Return the entries below in their exact form, leaving the pictures out.

· · ·

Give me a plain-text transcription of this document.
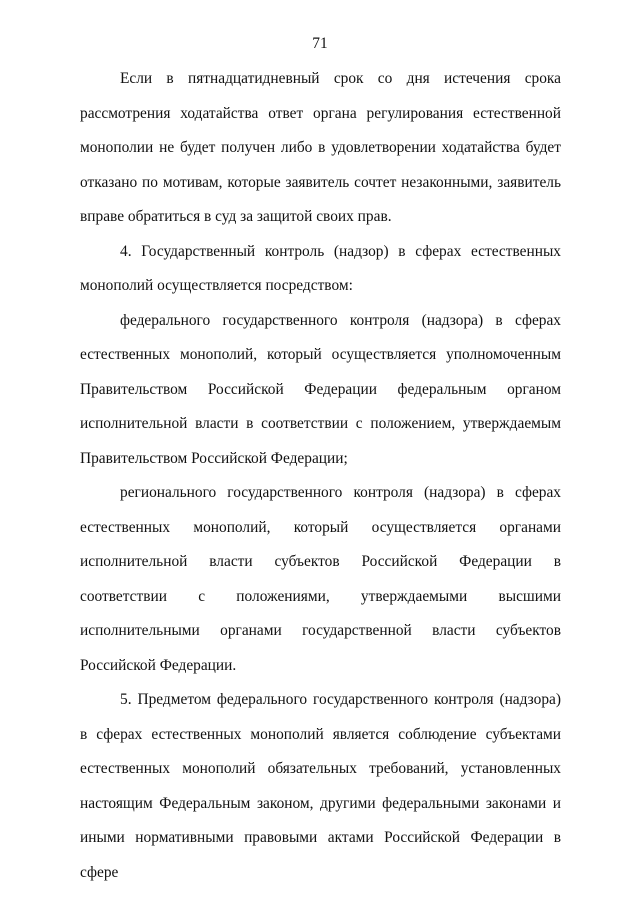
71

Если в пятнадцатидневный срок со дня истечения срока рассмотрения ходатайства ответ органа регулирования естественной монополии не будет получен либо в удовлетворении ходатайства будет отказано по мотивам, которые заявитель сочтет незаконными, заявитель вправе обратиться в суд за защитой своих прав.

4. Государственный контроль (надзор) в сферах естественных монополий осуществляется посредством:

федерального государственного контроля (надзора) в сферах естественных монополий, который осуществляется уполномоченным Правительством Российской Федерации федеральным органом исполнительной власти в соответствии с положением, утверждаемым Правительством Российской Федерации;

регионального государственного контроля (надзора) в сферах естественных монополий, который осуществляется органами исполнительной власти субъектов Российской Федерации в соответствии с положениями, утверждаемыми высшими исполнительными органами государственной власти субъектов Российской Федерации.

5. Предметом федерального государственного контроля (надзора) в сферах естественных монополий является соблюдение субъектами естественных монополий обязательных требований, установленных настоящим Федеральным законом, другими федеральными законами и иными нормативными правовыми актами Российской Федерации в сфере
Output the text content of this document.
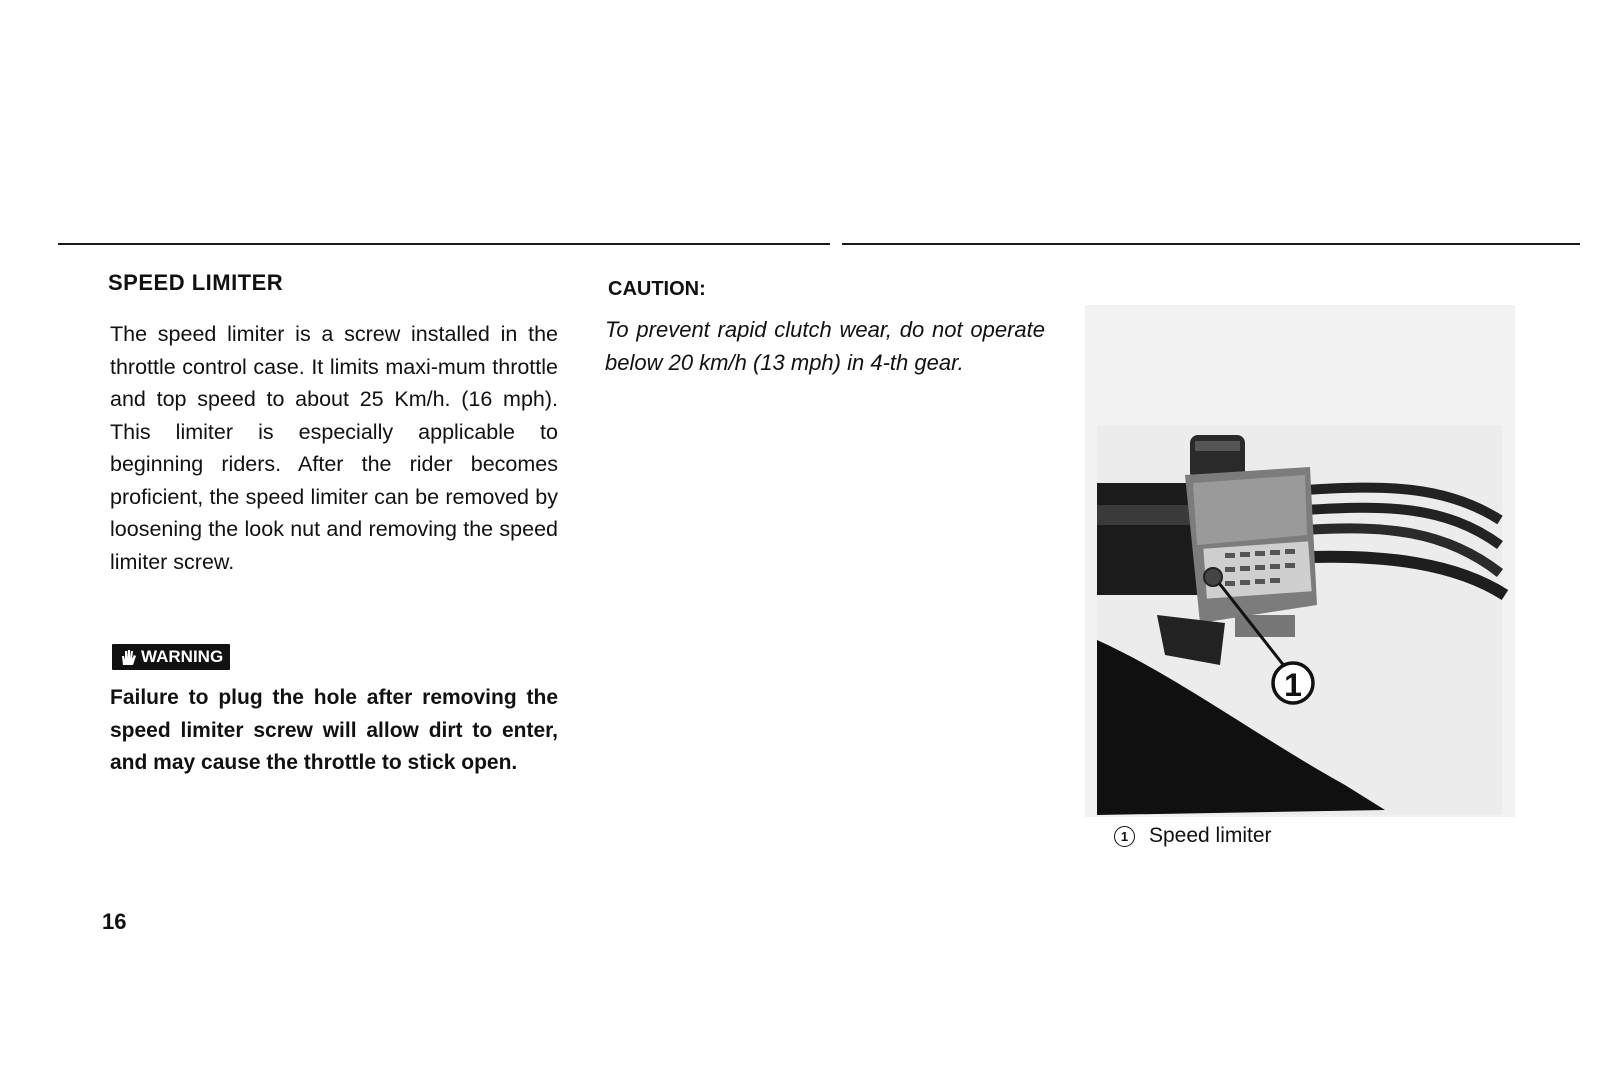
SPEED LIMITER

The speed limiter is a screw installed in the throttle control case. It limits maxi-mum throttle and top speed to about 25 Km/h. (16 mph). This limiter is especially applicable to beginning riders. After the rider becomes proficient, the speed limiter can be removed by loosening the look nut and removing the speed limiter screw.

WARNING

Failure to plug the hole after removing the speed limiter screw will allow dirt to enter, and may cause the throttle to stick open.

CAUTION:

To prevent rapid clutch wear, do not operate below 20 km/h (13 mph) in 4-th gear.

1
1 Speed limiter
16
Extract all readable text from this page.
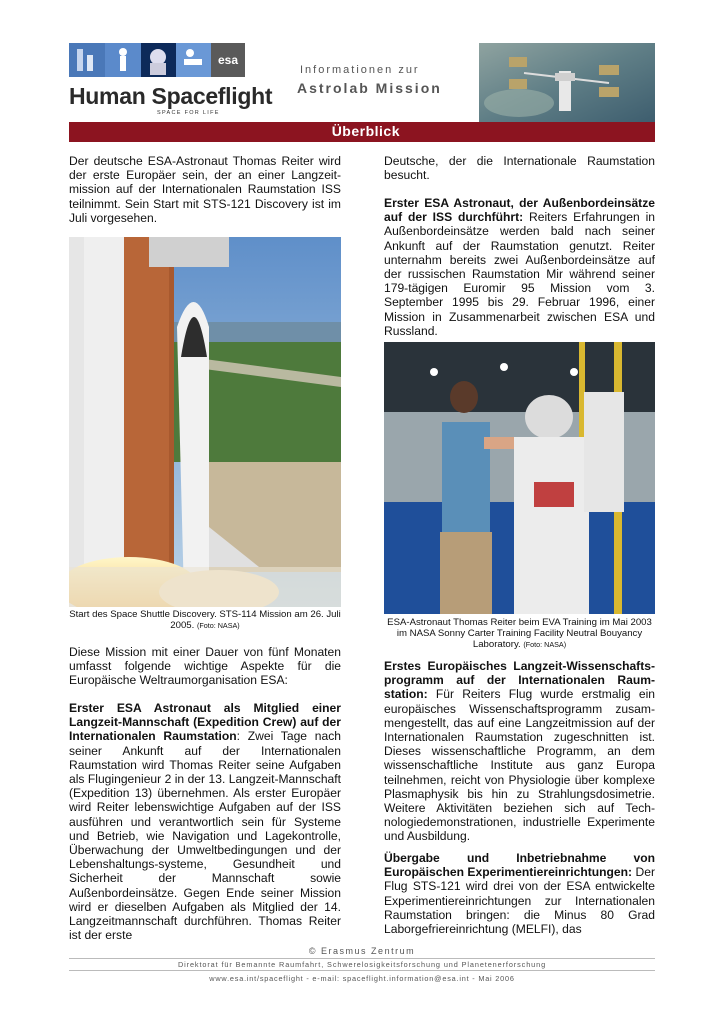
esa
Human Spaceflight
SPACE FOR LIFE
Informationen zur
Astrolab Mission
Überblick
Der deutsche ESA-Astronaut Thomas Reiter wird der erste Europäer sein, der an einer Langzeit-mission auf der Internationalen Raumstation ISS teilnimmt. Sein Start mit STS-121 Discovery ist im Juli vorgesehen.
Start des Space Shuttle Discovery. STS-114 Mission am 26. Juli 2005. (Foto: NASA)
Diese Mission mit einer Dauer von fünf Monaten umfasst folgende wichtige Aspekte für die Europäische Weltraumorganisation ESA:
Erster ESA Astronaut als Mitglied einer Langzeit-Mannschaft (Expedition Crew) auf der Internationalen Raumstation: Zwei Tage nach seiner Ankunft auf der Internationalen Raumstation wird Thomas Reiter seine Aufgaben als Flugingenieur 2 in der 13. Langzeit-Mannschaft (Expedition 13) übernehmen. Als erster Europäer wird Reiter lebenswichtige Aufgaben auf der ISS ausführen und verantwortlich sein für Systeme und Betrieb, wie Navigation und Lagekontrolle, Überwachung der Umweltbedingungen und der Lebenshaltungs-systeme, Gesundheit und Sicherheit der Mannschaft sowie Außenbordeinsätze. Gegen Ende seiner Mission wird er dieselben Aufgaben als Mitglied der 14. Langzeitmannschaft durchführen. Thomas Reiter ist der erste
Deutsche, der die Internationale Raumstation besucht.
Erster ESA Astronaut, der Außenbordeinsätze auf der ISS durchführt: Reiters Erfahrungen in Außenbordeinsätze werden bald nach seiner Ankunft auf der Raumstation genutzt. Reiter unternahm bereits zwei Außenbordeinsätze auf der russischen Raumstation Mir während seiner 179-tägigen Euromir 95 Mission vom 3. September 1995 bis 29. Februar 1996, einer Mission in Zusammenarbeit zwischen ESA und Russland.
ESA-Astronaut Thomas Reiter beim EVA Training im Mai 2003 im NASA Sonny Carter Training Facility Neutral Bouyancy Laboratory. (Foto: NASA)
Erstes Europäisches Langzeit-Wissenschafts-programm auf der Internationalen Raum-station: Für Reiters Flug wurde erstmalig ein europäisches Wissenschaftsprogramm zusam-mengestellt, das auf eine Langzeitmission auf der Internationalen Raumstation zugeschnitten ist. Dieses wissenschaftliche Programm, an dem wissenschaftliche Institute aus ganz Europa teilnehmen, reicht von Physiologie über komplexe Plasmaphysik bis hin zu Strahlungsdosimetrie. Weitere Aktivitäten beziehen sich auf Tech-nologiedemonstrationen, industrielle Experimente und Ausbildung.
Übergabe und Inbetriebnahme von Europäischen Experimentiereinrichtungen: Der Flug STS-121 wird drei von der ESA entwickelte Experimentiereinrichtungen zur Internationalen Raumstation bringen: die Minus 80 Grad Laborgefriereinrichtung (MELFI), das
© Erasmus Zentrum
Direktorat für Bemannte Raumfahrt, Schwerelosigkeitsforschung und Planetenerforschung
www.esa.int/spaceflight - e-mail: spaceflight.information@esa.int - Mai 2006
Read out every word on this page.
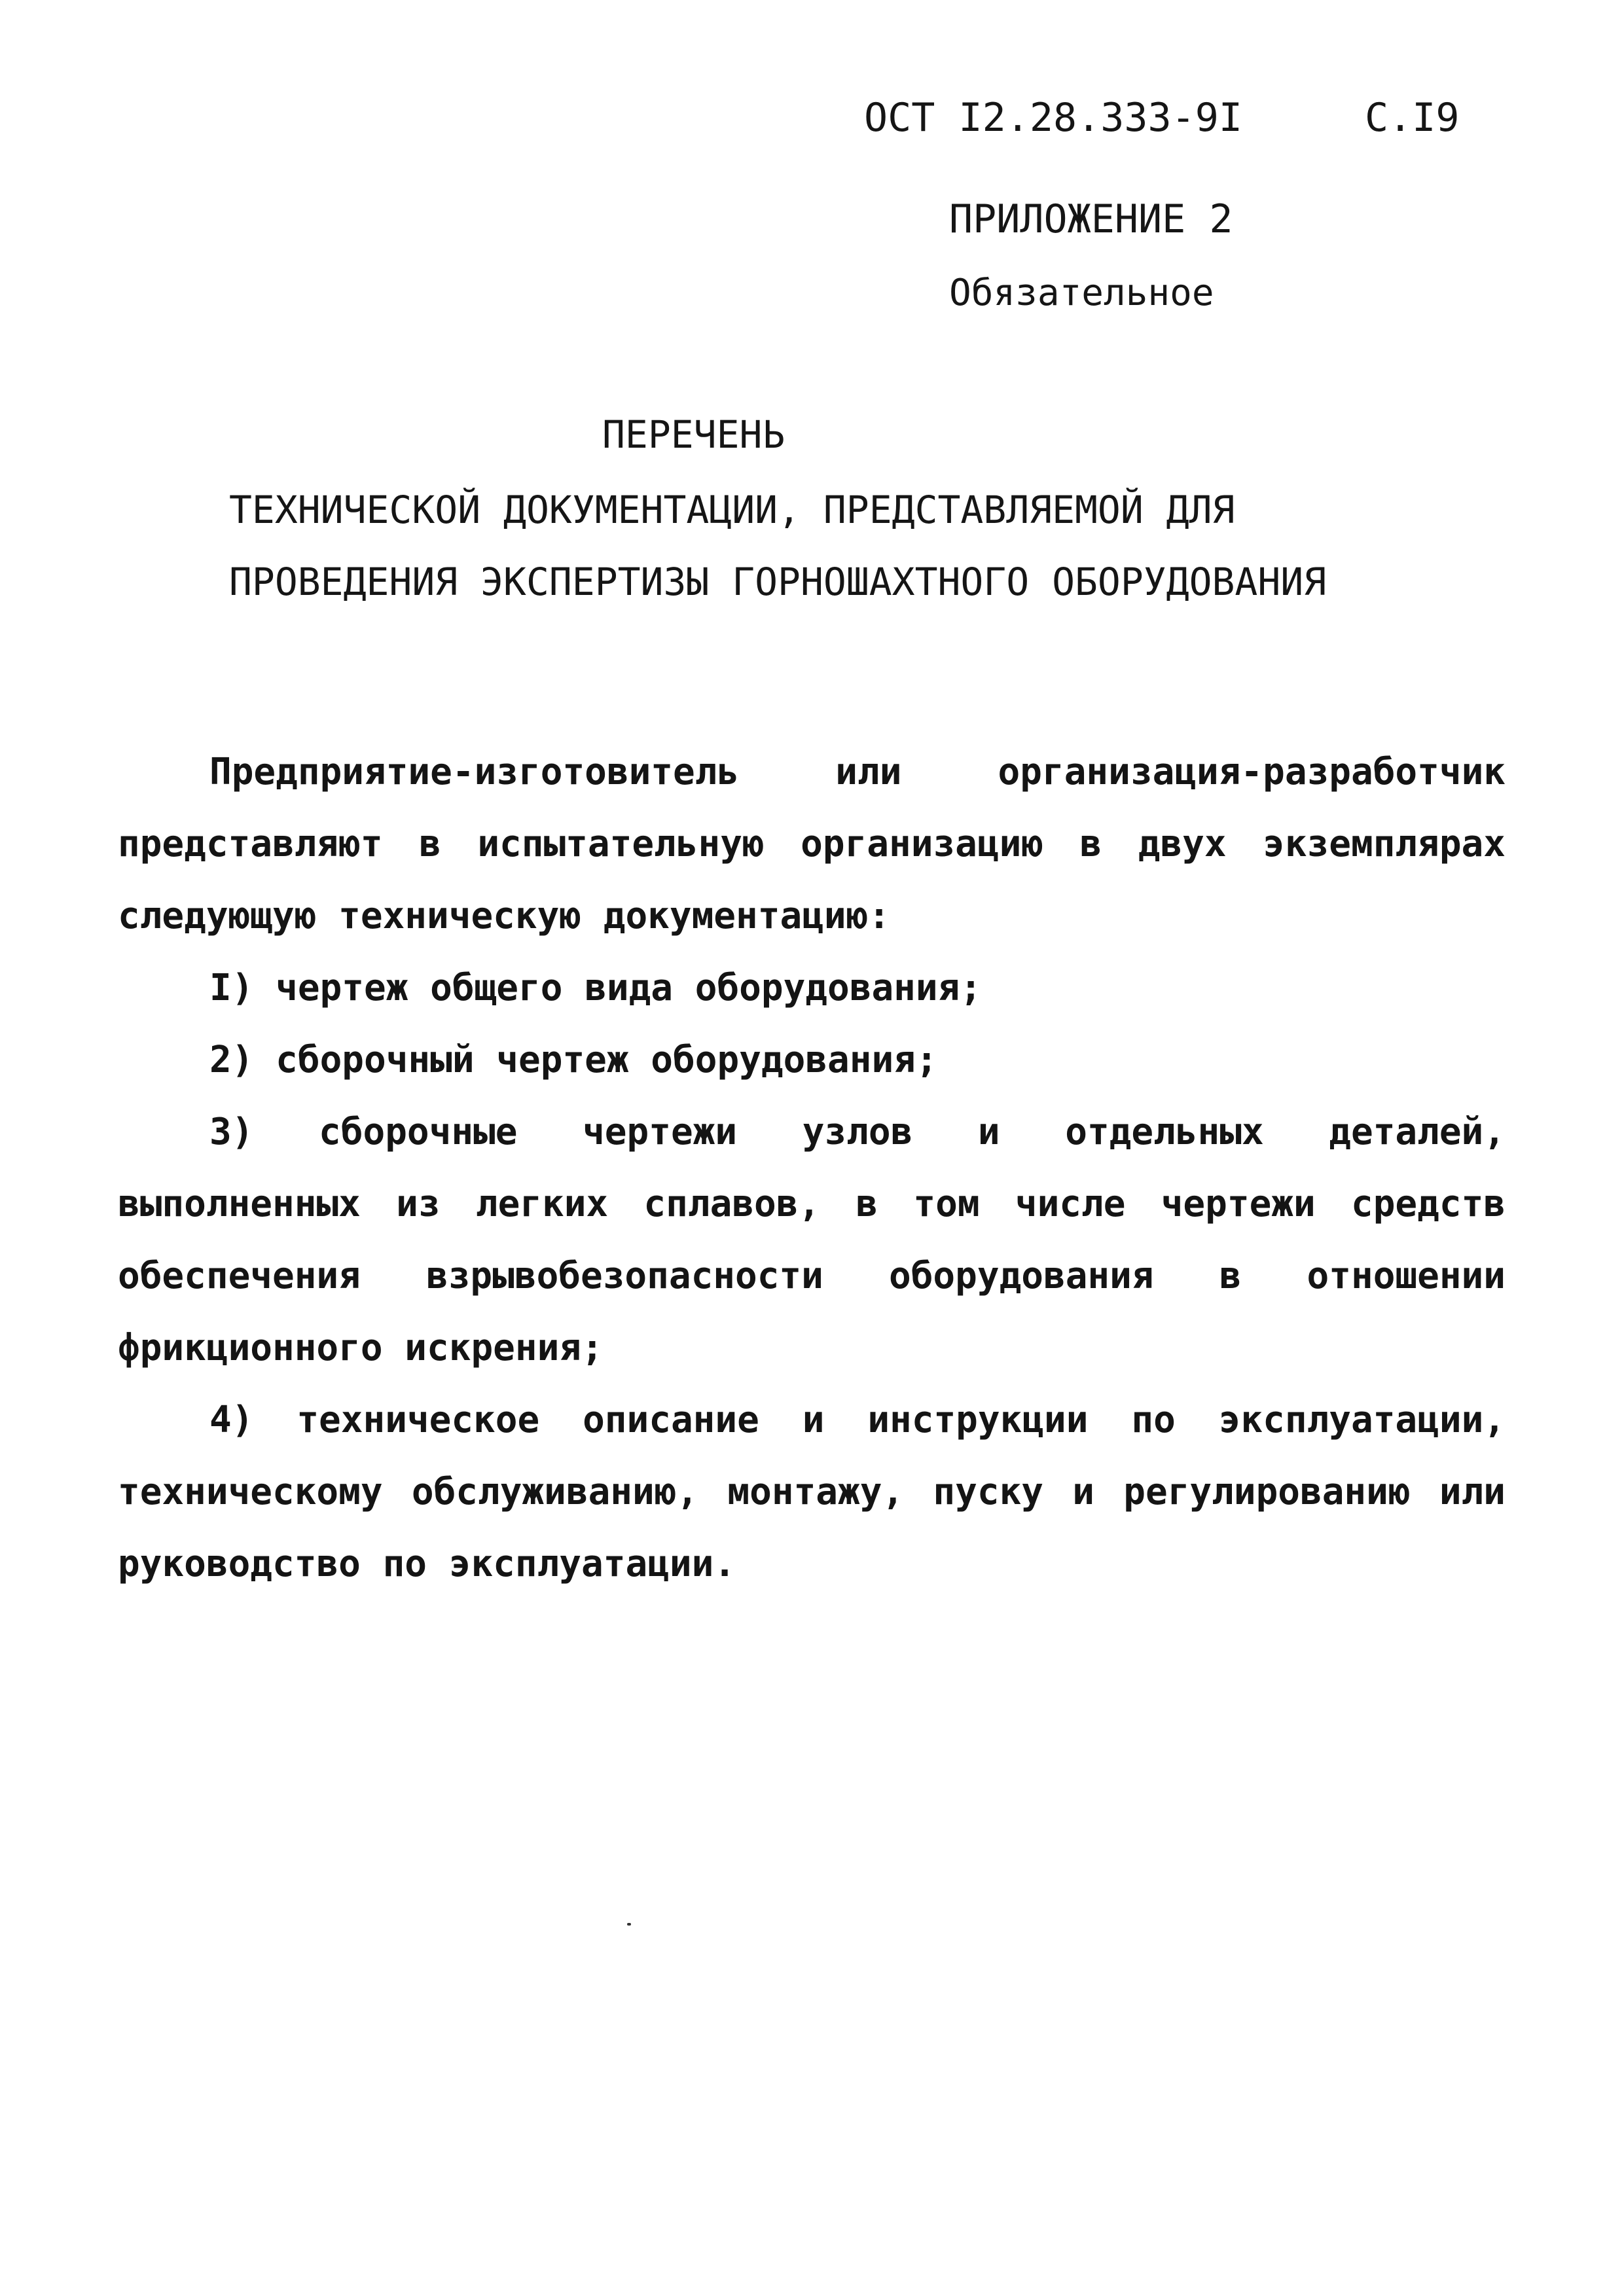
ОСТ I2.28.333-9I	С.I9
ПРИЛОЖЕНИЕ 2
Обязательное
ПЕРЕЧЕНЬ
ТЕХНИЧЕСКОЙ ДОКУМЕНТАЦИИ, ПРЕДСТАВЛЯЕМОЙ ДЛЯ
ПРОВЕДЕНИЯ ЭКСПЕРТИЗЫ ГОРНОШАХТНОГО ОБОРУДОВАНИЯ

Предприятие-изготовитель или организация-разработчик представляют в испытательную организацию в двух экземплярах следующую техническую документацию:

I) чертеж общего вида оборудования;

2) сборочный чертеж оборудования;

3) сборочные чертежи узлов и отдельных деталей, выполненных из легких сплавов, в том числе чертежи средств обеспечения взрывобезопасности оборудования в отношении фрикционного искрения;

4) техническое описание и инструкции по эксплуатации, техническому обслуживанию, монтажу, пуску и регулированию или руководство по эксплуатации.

· · ·

■ Exercise result
Give me a plain-text transcription of this document.
71

Если в пятнадцатидневный срок со дня истечения срока рассмотрения ходатайства ответ органа регулирования естественной монополии не будет получен либо в удовлетворении ходатайства будет отказано по мотивам, которые заявитель сочтет незаконными, заявитель вправе обратиться в суд за защитой своих прав.

4. Государственный контроль (надзор) в сферах естественных монополий осуществляется посредством:

федерального государственного контроля (надзора) в сферах естественных монополий, который осуществляется уполномоченным Правительством Российской Федерации федеральным органом исполнительной власти в соответствии с положением, утверждаемым Правительством Российской Федерации;

регионального государственного контроля (надзора) в сферах естественных монополий, который осуществляется органами исполнительной власти субъектов Российской Федерации в соответствии с положениями, утверждаемыми высшими исполнительными органами государственной власти субъектов Российской Федерации.

5. Предметом федерального государственного контроля (надзора) в сферах естественных монополий является соблюдение субъектами естественных монополий обязательных требований, установленных настоящим Федеральным законом, другими федеральными законами и иными нормативными правовыми актами Российской Федерации в сфере
Output the text content of this document.
SPEED LIMITER

The speed limiter is a screw installed in the throttle control case. It limits maxi-mum throttle and top speed to about 25 Km/h. (16 mph). This limiter is especially applicable to beginning riders. After the rider becomes proficient, the speed limiter can be removed by loosening the look nut and removing the speed limiter screw.

WARNING

Failure to plug the hole after removing the speed limiter screw will allow dirt to enter, and may cause the throttle to stick open.

CAUTION:

To prevent rapid clutch wear, do not operate below 20 km/h (13 mph) in 4-th gear.

1
1 Speed limiter
16
Extract all readable text from this page.
esa
Human Spaceflight
SPACE FOR LIFE
Informationen zur
Astrolab Mission
Überblick
Der deutsche ESA-Astronaut Thomas Reiter wird der erste Europäer sein, der an einer Langzeit-mission auf der Internationalen Raumstation ISS teilnimmt. Sein Start mit STS-121 Discovery ist im Juli vorgesehen.
Start des Space Shuttle Discovery. STS-114 Mission am 26. Juli 2005. (Foto: NASA)
Diese Mission mit einer Dauer von fünf Monaten umfasst folgende wichtige Aspekte für die Europäische Weltraumorganisation ESA:
Erster ESA Astronaut als Mitglied einer Langzeit-Mannschaft (Expedition Crew) auf der Internationalen Raumstation: Zwei Tage nach seiner Ankunft auf der Internationalen Raumstation wird Thomas Reiter seine Aufgaben als Flugingenieur 2 in der 13. Langzeit-Mannschaft (Expedition 13) übernehmen. Als erster Europäer wird Reiter lebenswichtige Aufgaben auf der ISS ausführen und verantwortlich sein für Systeme und Betrieb, wie Navigation und Lagekontrolle, Überwachung der Umweltbedingungen und der Lebenshaltungs-systeme, Gesundheit und Sicherheit der Mannschaft sowie Außenbordeinsätze. Gegen Ende seiner Mission wird er dieselben Aufgaben als Mitglied der 14. Langzeitmannschaft durchführen. Thomas Reiter ist der erste
Deutsche, der die Internationale Raumstation besucht.
Erster ESA Astronaut, der Außenbordeinsätze auf der ISS durchführt: Reiters Erfahrungen in Außenbordeinsätze werden bald nach seiner Ankunft auf der Raumstation genutzt. Reiter unternahm bereits zwei Außenbordeinsätze auf der russischen Raumstation Mir während seiner 179-tägigen Euromir 95 Mission vom 3. September 1995 bis 29. Februar 1996, einer Mission in Zusammenarbeit zwischen ESA und Russland.
ESA-Astronaut Thomas Reiter beim EVA Training im Mai 2003 im NASA Sonny Carter Training Facility Neutral Bouyancy Laboratory. (Foto: NASA)
Erstes Europäisches Langzeit-Wissenschafts-programm auf der Internationalen Raum-station: Für Reiters Flug wurde erstmalig ein europäisches Wissenschaftsprogramm zusam-mengestellt, das auf eine Langzeitmission auf der Internationalen Raumstation zugeschnitten ist. Dieses wissenschaftliche Programm, an dem wissenschaftliche Institute aus ganz Europa teilnehmen, reicht von Physiologie über komplexe Plasmaphysik bis hin zu Strahlungsdosimetrie. Weitere Aktivitäten beziehen sich auf Tech-nologiedemonstrationen, industrielle Experimente und Ausbildung.
Übergabe und Inbetriebnahme von Europäischen Experimentiereinrichtungen: Der Flug STS-121 wird drei von der ESA entwickelte Experimentiereinrichtungen zur Internationalen Raumstation bringen: die Minus 80 Grad Laborgefriereinrichtung (MELFI), das
© Erasmus Zentrum
Direktorat für Bemannte Raumfahrt, Schwerelosigkeitsforschung und Planetenerforschung
www.esa.int/spaceflight - e-mail: spaceflight.information@esa.int - Mai 2006
Read out every word on this page.
ОСТ I2.28.333-9I	С.I9
ПРИЛОЖЕНИЕ 2
Обязательное
ПЕРЕЧЕНЬ
ТЕХНИЧЕСКОЙ ДОКУМЕНТАЦИИ, ПРЕДСТАВЛЯЕМОЙ ДЛЯ
ПРОВЕДЕНИЯ ЭКСПЕРТИЗЫ ГОРНОШАХТНОГО ОБОРУДОВАНИЯ

Предприятие-изготовитель или организация-разработчик представляют в испытательную организацию в двух экземплярах следующую техническую документацию:

I) чертеж общего вида оборудования;

2) сборочный чертеж оборудования;

3) сборочные чертежи узлов и отдельных деталей, выполненных из легких сплавов, в том числе чертежи средств обеспечения взрывобезопасности оборудования в отношении фрикционного искрения;

4) техническое описание и инструкции по эксплуатации, техническому обслуживанию, монтажу, пуску и регулированию или руководство по эксплуатации.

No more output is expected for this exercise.